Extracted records
---

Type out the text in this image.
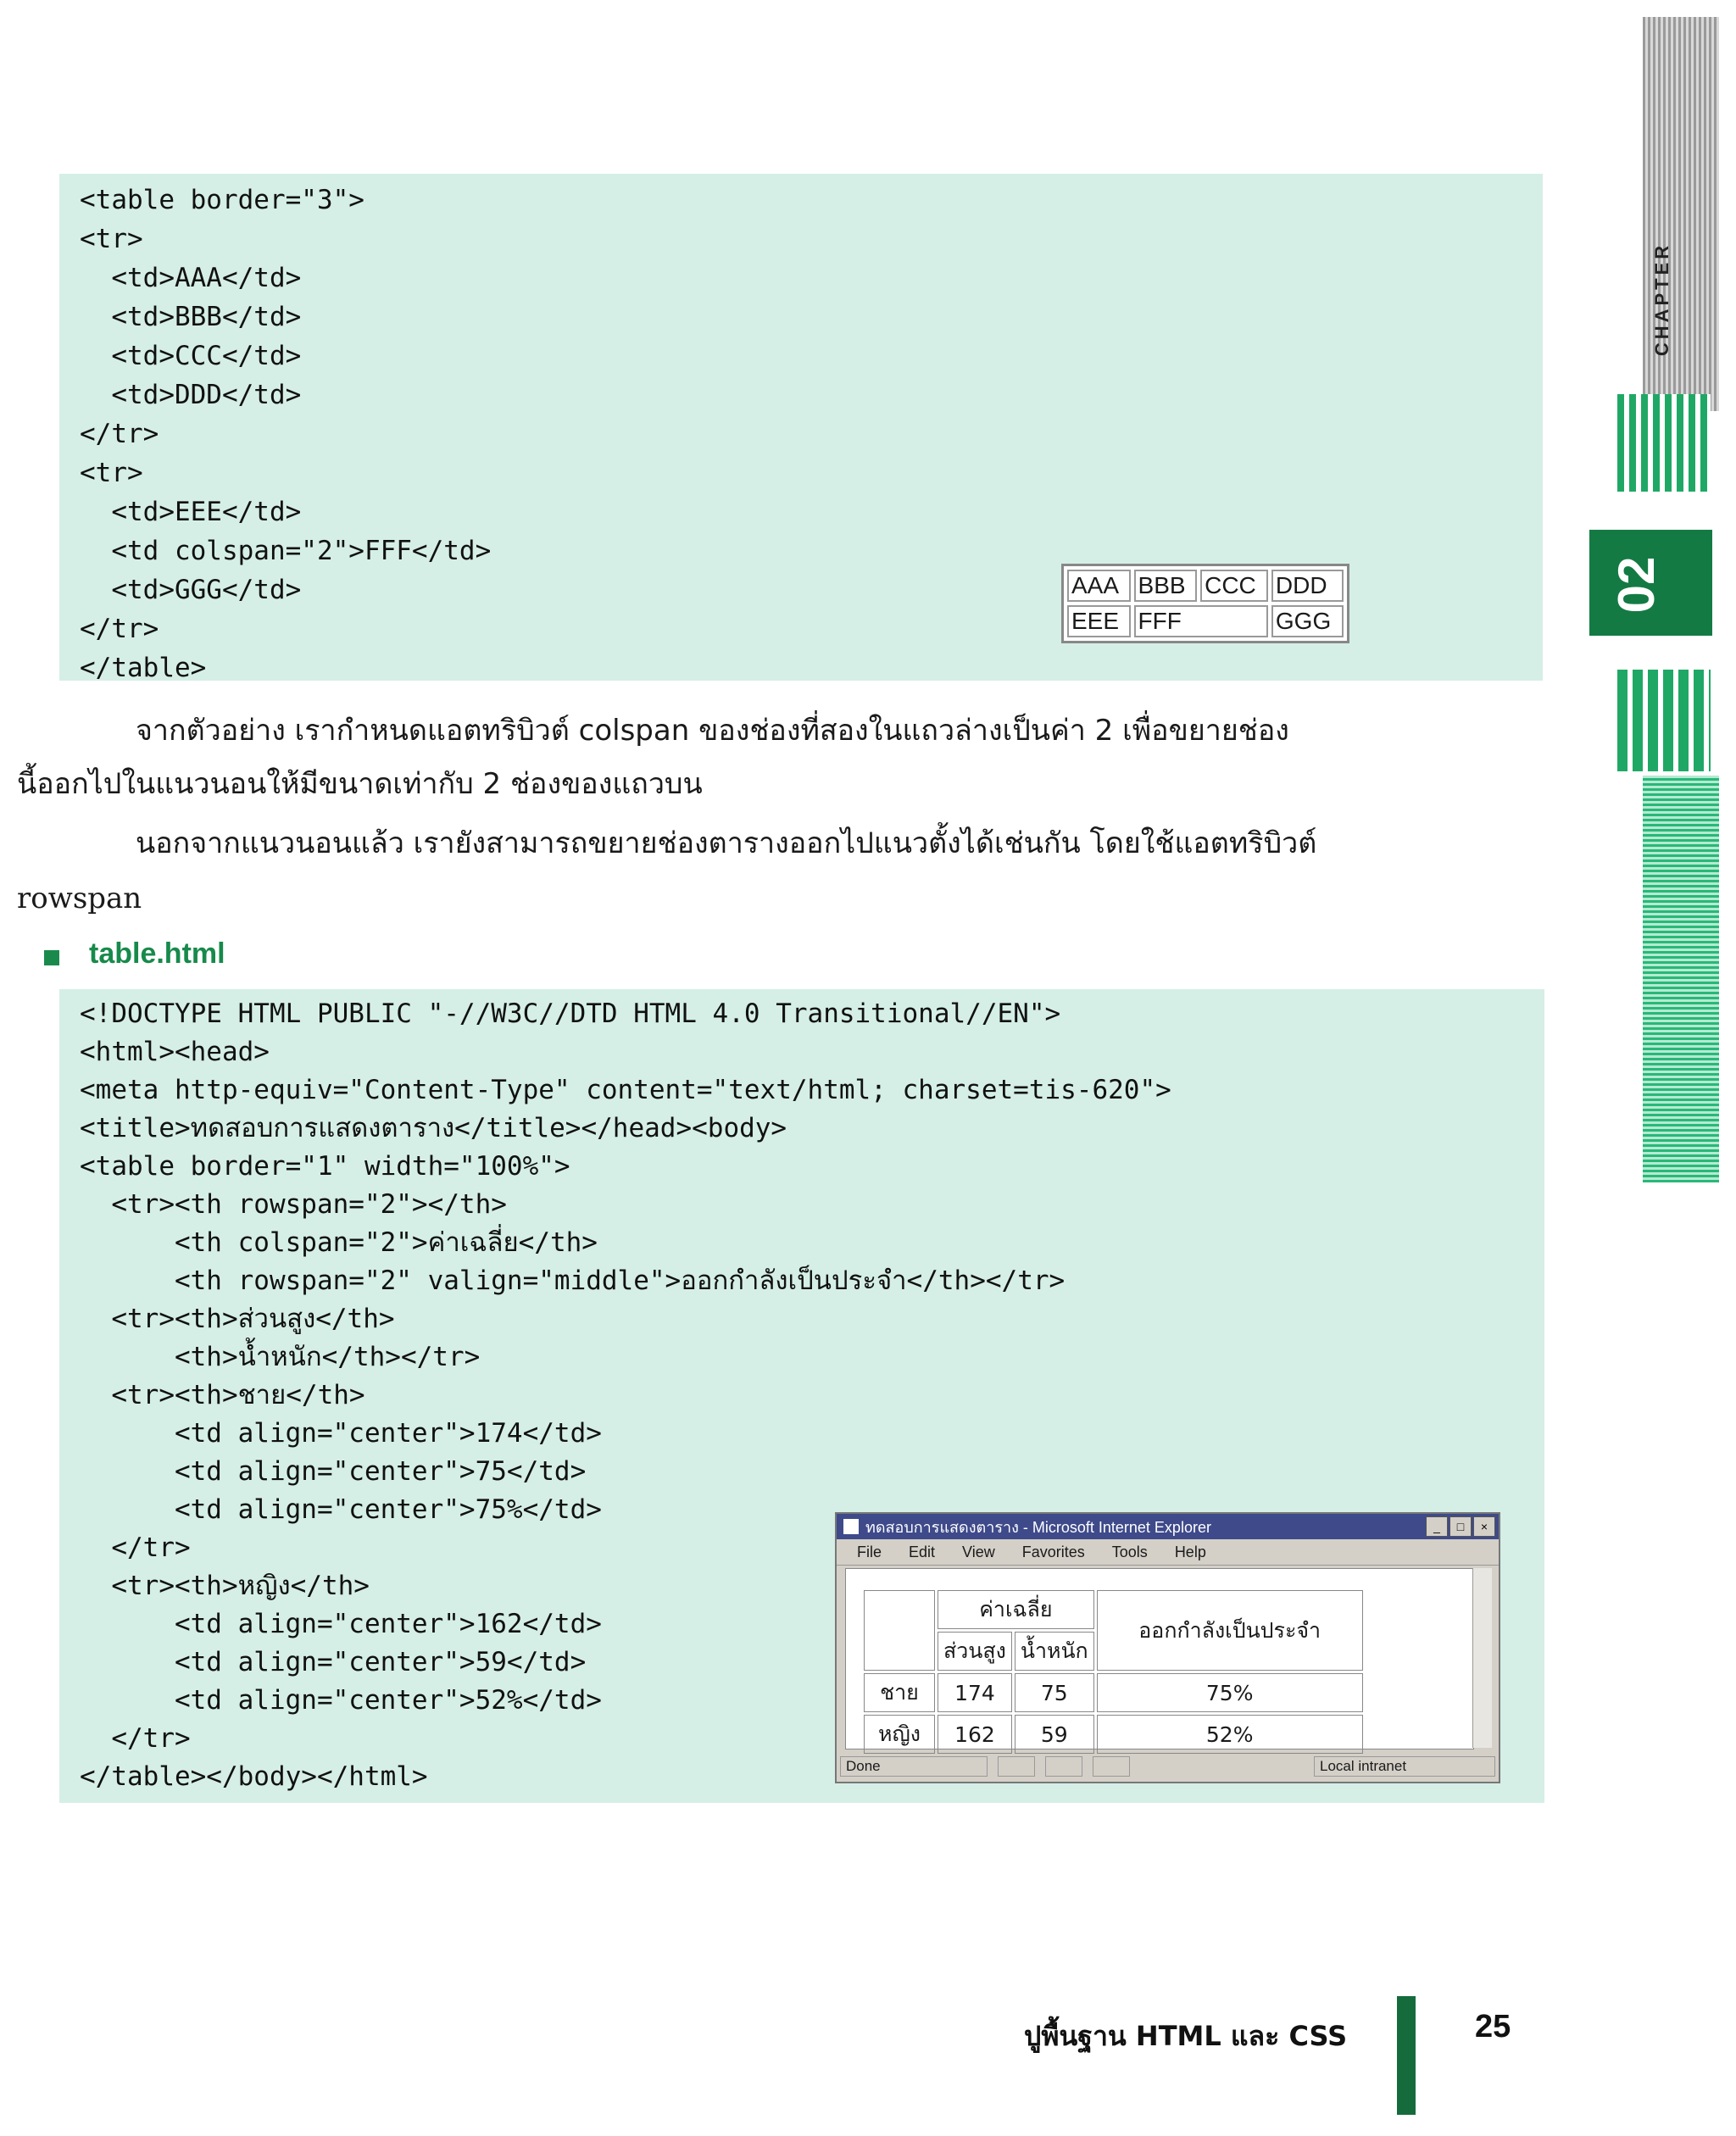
<table border="3">
<tr>
<td>AAA</td>
<td>BBB</td>
<td>CCC</td>
<td>DDD</td>
</tr>
<tr>
<td>EEE</td>
<td colspan="2">FFF</td>
<td>GGG</td>
</tr>
</table>
AAA	BBB	CCC	DDD
EEE	FFF		GGG
จากตัวอย่าง เรากำหนดแอตทริบิวต์ colspan ของช่องที่สองในแถวล่างเป็นค่า 2 เพื่อขยายช่อง
นี้ออกไปในแนวนอนให้มีขนาดเท่ากับ 2 ช่องของแถวบน
นอกจากแนวนอนแล้ว เรายังสามารถขยายช่องตารางออกไปแนวตั้งได้เช่นกัน โดยใช้แอตทริบิวต์
rowspan
table.html
<!DOCTYPE HTML PUBLIC "-//W3C//DTD HTML 4.0 Transitional//EN">
<html><head>
<meta http-equiv="Content-Type" content="text/html; charset=tis-620">
<title>ทดสอบการแสดงตาราง</title></head><body>
<table border="1" width="100%">
<tr><th rowspan="2"></th>
<th colspan="2">ค่าเฉลี่ย</th>
<th rowspan="2" valign="middle">ออกกำลังเป็นประจำ</th></tr>
<tr><th>ส่วนสูง</th>
<th>น้ำหนัก</th></tr>
<tr><th>ชาย</th>
<td align="center">174</td>
<td align="center">75</td>
<td align="center">75%</td>
</tr>
<tr><th>หญิง</th>
<td align="center">162</td>
<td align="center">59</td>
<td align="center">52%</td>
</tr>
</table></body></html>
ทดสอบการแสดงตาราง - Microsoft Internet Explorer	_	□	×
File Edit View Favorites Tools Help
	ค่าเฉลี่ย		ออกกำลังเป็นประจำ
	ส่วนสูง	น้ำหนัก	
ชาย	174	75	75%
หญิง	162	59	52%
Done	Local intranet
CHAPTER
02
ปูพื้นฐาน HTML และ CSS	25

---

Given problem
Leave out the pictures and give the rest of the records again exactly.

Response to this exercise
Type out the text in this image.
<table border="3">
<tr>
<td>AAA</td>
<td>BBB</td>
<td>CCC</td>
<td>DDD</td>
</tr>
<tr>
<td>EEE</td>
<td colspan="2">FFF</td>
<td>GGG</td>
</tr>
</table>
AAA	BBB	CCC	DDD
EEE	FFF		GGG
จากตัวอย่าง เรากำหนดแอตทริบิวต์ colspan ของช่องที่สองในแถวล่างเป็นค่า 2 เพื่อขยายช่อง
นี้ออกไปในแนวนอนให้มีขนาดเท่ากับ 2 ช่องของแถวบน
นอกจากแนวนอนแล้ว เรายังสามารถขยายช่องตารางออกไปแนวตั้งได้เช่นกัน โดยใช้แอตทริบิวต์
rowspan
table.html
<!DOCTYPE HTML PUBLIC "-//W3C//DTD HTML 4.0 Transitional//EN">
<html><head>
<meta http-equiv="Content-Type" content="text/html; charset=tis-620">
<title>ทดสอบการแสดงตาราง</title></head><body>
<table border="1" width="100%">
<tr><th rowspan="2"></th>
<th colspan="2">ค่าเฉลี่ย</th>
<th rowspan="2" valign="middle">ออกกำลังเป็นประจำ</th></tr>
<tr><th>ส่วนสูง</th>
<th>น้ำหนัก</th></tr>
<tr><th>ชาย</th>
<td align="center">174</td>
<td align="center">75</td>
<td align="center">75%</td>
</tr>
<tr><th>หญิง</th>
<td align="center">162</td>
<td align="center">59</td>
<td align="center">52%</td>
</tr>
</table></body></html>
ทดสอบการแสดงตาราง - Microsoft Internet Explorer	_	□	×
File Edit View Favorites Tools Help
	ค่าเฉลี่ย		ออกกำลังเป็นประจำ
	ส่วนสูง	น้ำหนัก	
ชาย	174	75	75%
หญิง	162	59	52%
Done	Local intranet
CHAPTER
02
ปูพื้นฐาน HTML และ CSS	25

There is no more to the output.